WHAT TO PRODUCE = Output every line of the data exactly as it appears.

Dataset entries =

————————

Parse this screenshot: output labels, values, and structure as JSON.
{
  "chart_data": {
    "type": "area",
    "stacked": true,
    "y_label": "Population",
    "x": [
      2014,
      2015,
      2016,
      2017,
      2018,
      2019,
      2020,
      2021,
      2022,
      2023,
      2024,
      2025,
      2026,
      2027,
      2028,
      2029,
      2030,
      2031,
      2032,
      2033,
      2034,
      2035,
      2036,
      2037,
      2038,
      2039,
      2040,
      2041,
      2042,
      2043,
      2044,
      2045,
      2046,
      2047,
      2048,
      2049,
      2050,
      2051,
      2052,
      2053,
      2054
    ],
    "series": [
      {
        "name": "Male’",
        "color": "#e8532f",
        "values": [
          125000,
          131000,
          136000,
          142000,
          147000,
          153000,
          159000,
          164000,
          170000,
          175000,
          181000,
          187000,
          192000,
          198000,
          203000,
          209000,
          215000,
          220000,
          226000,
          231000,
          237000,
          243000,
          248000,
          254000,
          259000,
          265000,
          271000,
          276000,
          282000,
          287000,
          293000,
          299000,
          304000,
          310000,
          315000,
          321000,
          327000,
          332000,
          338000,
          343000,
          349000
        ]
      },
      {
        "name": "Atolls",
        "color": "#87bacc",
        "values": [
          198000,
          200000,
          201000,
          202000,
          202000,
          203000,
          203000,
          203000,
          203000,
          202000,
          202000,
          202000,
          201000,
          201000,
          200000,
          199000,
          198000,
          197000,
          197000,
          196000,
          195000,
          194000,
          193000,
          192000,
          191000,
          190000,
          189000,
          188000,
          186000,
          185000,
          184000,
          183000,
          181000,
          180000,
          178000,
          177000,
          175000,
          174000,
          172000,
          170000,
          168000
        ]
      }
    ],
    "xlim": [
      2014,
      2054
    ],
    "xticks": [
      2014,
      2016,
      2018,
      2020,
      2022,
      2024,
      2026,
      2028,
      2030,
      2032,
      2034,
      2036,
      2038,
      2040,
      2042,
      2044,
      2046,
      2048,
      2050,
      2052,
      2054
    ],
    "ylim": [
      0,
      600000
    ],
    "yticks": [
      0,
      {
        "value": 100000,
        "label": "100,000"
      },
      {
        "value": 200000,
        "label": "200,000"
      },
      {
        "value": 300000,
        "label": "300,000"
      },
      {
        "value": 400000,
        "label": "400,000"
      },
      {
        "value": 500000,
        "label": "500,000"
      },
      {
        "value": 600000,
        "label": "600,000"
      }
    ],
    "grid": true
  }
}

————————

RESULT OF THE EXERCISE =
Parse this screenshot: output labels, values, and structure as JSON.
{
  "chart_data": {
    "type": "area",
    "stacked": true,
    "y_label": "Population",
    "x": [
      2014,
      2015,
      2016,
      2017,
      2018,
      2019,
      2020,
      2021,
      2022,
      2023,
      2024,
      2025,
      2026,
      2027,
      2028,
      2029,
      2030,
      2031,
      2032,
      2033,
      2034,
      2035,
      2036,
      2037,
      2038,
      2039,
      2040,
      2041,
      2042,
      2043,
      2044,
      2045,
      2046,
      2047,
      2048,
      2049,
      2050,
      2051,
      2052,
      2053,
      2054
    ],
    "series": [
      {
        "name": "Male’",
        "color": "#e8532f",
        "values": [
          125000,
          131000,
          136000,
          142000,
          147000,
          153000,
          159000,
          164000,
          170000,
          175000,
          181000,
          187000,
          192000,
          198000,
          203000,
          209000,
          215000,
          220000,
          226000,
          231000,
          237000,
          243000,
          248000,
          254000,
          259000,
          265000,
          271000,
          276000,
          282000,
          287000,
          293000,
          299000,
          304000,
          310000,
          315000,
          321000,
          327000,
          332000,
          338000,
          343000,
          349000
        ]
      },
      {
        "name": "Atolls",
        "color": "#87bacc",
        "values": [
          198000,
          200000,
          201000,
          202000,
          202000,
          203000,
          203000,
          203000,
          203000,
          202000,
          202000,
          202000,
          201000,
          201000,
          200000,
          199000,
          198000,
          197000,
          197000,
          196000,
          195000,
          194000,
          193000,
          192000,
          191000,
          190000,
          189000,
          188000,
          186000,
          185000,
          184000,
          183000,
          181000,
          180000,
          178000,
          177000,
          175000,
          174000,
          172000,
          170000,
          168000
        ]
      }
    ],
    "xlim": [
      2014,
      2054
    ],
    "xticks": [
      2014,
      2016,
      2018,
      2020,
      2022,
      2024,
      2026,
      2028,
      2030,
      2032,
      2034,
      2036,
      2038,
      2040,
      2042,
      2044,
      2046,
      2048,
      2050,
      2052,
      2054
    ],
    "ylim": [
      0,
      600000
    ],
    "yticks": [
      0,
      {
        "value": 100000,
        "label": "100,000"
      },
      {
        "value": 200000,
        "label": "200,000"
      },
      {
        "value": 300000,
        "label": "300,000"
      },
      {
        "value": 400000,
        "label": "400,000"
      },
      {
        "value": 500000,
        "label": "500,000"
      },
      {
        "value": 600000,
        "label": "600,000"
      }
    ],
    "grid": true
  }
}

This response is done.